**What you will do**
From the entries below, copy every line where the string "Madenschrauben" appears.

>> START Exercise input

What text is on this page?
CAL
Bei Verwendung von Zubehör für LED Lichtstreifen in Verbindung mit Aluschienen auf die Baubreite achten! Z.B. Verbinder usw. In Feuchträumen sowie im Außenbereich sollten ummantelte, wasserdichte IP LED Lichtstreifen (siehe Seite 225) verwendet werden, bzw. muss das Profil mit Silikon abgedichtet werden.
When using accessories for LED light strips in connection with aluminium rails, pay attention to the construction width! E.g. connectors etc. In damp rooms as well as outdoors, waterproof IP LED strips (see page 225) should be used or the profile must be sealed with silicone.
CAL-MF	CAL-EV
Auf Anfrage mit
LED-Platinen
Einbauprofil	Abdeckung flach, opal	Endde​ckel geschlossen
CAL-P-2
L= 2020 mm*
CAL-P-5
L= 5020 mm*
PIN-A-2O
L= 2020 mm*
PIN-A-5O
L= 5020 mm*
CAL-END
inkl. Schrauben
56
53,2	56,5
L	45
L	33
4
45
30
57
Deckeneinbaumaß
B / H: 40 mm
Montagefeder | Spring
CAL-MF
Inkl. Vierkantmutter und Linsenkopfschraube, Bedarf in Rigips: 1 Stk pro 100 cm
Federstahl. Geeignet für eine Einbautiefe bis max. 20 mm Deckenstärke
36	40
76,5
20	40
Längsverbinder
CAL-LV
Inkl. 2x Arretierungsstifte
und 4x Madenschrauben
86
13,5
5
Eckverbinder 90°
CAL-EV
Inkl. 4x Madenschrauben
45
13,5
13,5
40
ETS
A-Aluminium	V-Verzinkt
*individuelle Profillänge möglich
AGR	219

>> END Exercise input

**Complete answer**
und 4x Madenschrauben
Inkl. 4x Madenschrauben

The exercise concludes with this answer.